DO THIS | Which lines hold the word "distance"? Copy each of them from the material.

EXTRACTED RECORDS |
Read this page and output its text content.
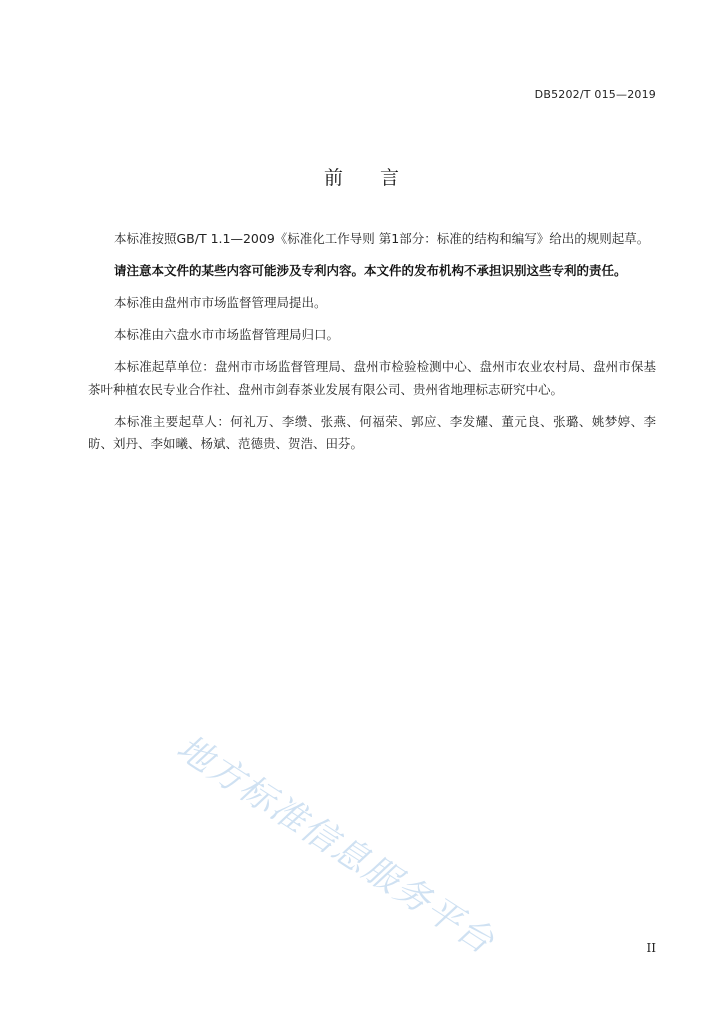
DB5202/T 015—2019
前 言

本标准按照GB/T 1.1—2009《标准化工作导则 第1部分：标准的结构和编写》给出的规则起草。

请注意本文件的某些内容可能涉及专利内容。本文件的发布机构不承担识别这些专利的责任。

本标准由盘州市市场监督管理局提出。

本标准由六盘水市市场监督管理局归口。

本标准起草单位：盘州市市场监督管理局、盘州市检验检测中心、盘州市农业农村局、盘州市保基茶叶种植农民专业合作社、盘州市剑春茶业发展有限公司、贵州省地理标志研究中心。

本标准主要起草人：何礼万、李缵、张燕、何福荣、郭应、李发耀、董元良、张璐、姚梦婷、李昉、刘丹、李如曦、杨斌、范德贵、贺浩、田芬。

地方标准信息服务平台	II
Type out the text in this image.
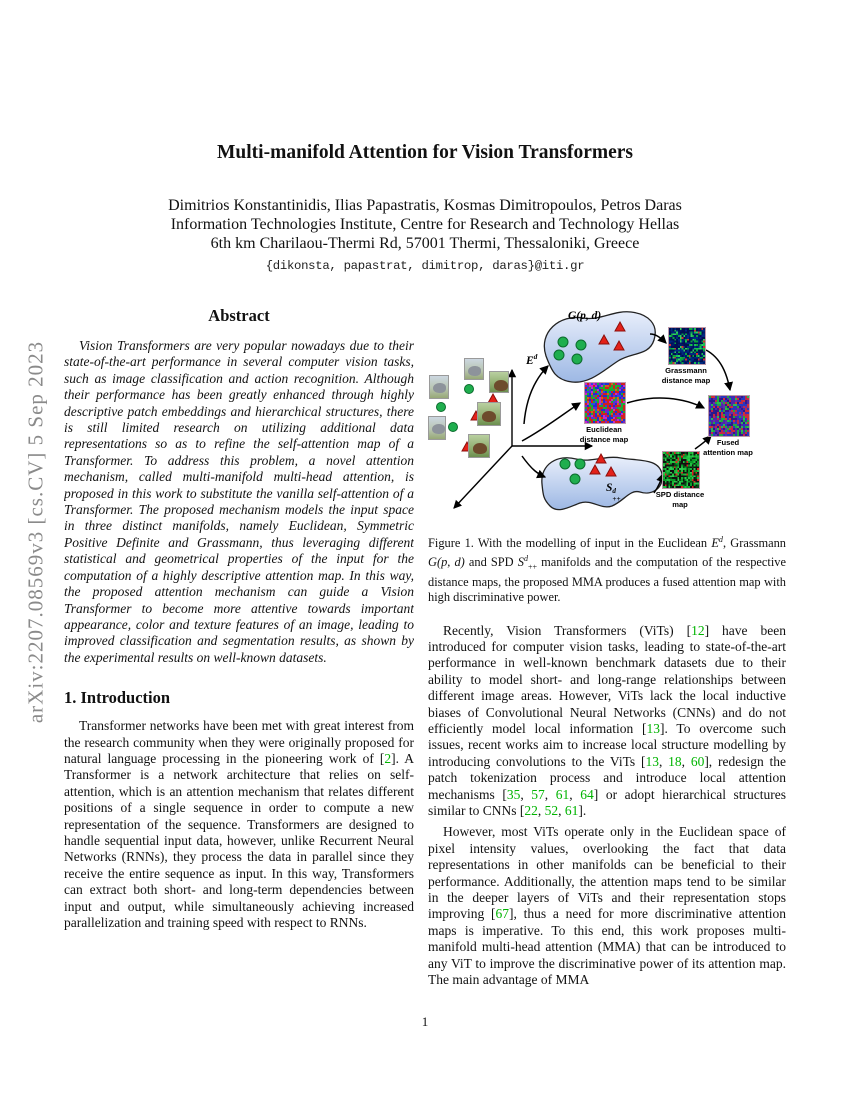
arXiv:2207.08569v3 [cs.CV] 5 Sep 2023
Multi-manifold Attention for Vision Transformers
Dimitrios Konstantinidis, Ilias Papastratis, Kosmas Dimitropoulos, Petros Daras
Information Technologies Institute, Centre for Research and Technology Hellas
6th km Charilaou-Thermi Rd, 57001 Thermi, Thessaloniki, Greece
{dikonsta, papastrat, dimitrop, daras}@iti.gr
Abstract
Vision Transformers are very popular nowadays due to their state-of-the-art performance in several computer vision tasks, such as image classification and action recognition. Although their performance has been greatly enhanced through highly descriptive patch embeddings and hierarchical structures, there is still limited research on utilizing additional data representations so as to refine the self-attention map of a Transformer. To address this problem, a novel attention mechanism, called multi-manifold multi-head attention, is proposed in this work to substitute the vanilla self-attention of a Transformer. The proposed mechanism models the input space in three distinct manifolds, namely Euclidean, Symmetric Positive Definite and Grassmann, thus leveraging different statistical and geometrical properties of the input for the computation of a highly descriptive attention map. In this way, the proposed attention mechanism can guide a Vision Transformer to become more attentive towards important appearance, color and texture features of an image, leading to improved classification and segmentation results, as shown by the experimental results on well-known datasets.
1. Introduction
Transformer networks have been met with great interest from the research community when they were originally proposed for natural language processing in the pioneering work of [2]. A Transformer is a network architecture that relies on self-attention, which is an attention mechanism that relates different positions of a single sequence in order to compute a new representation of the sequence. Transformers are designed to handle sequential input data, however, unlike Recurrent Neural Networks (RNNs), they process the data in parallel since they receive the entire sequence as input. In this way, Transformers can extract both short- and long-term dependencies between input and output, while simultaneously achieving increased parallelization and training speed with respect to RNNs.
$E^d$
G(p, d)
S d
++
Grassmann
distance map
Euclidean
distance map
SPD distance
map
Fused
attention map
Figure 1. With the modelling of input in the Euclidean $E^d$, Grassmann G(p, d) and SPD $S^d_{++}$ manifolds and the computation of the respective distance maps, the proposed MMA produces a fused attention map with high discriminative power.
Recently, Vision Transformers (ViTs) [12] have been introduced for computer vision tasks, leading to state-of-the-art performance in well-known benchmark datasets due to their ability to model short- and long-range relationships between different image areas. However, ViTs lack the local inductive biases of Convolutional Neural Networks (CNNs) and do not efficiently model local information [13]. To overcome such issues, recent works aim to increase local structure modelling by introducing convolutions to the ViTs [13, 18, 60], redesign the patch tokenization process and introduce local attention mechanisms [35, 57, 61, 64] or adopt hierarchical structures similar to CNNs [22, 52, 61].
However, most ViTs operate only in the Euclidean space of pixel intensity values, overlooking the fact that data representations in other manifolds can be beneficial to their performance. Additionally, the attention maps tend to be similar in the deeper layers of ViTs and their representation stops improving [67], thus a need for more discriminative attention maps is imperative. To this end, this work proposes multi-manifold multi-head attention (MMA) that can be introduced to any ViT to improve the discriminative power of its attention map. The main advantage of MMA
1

---

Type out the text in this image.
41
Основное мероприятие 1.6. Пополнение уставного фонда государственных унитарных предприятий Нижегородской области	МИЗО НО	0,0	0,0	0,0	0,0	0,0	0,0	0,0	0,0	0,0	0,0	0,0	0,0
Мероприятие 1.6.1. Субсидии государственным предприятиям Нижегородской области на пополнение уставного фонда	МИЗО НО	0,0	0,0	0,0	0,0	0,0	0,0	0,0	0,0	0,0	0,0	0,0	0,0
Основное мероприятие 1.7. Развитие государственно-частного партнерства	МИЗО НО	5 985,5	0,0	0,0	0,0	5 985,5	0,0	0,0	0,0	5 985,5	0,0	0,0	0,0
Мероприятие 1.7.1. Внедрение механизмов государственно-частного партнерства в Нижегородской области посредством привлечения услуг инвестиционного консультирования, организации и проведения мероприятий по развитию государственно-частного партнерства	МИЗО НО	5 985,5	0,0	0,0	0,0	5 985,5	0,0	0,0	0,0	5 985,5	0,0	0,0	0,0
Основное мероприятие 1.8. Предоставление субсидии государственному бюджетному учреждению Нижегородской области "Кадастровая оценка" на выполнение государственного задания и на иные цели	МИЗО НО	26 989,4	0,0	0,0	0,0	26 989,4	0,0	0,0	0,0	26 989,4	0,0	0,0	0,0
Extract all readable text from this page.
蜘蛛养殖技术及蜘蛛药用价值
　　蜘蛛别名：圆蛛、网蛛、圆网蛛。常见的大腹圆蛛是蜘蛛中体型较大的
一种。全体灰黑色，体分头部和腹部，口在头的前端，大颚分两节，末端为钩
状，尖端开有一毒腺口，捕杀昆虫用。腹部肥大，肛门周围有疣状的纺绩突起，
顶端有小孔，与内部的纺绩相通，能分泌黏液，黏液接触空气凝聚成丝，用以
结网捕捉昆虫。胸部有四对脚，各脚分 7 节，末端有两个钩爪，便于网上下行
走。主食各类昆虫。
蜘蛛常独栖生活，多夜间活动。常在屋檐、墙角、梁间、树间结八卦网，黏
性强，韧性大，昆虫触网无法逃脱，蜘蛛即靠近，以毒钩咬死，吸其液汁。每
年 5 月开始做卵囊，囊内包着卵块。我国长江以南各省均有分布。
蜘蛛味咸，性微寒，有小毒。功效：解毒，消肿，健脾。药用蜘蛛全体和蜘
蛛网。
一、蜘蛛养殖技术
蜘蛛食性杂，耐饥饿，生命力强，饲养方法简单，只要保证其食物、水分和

OUTPUT |
distance map
distance map
SPD distance
Figure 1. With the modelling of input in the Euclidean $E^d$, Grassmann G(p, d) and SPD $S^d_{++}$ manifolds and the computation of the respective distance maps, the proposed MMA produces a fused attention map with high discriminative power.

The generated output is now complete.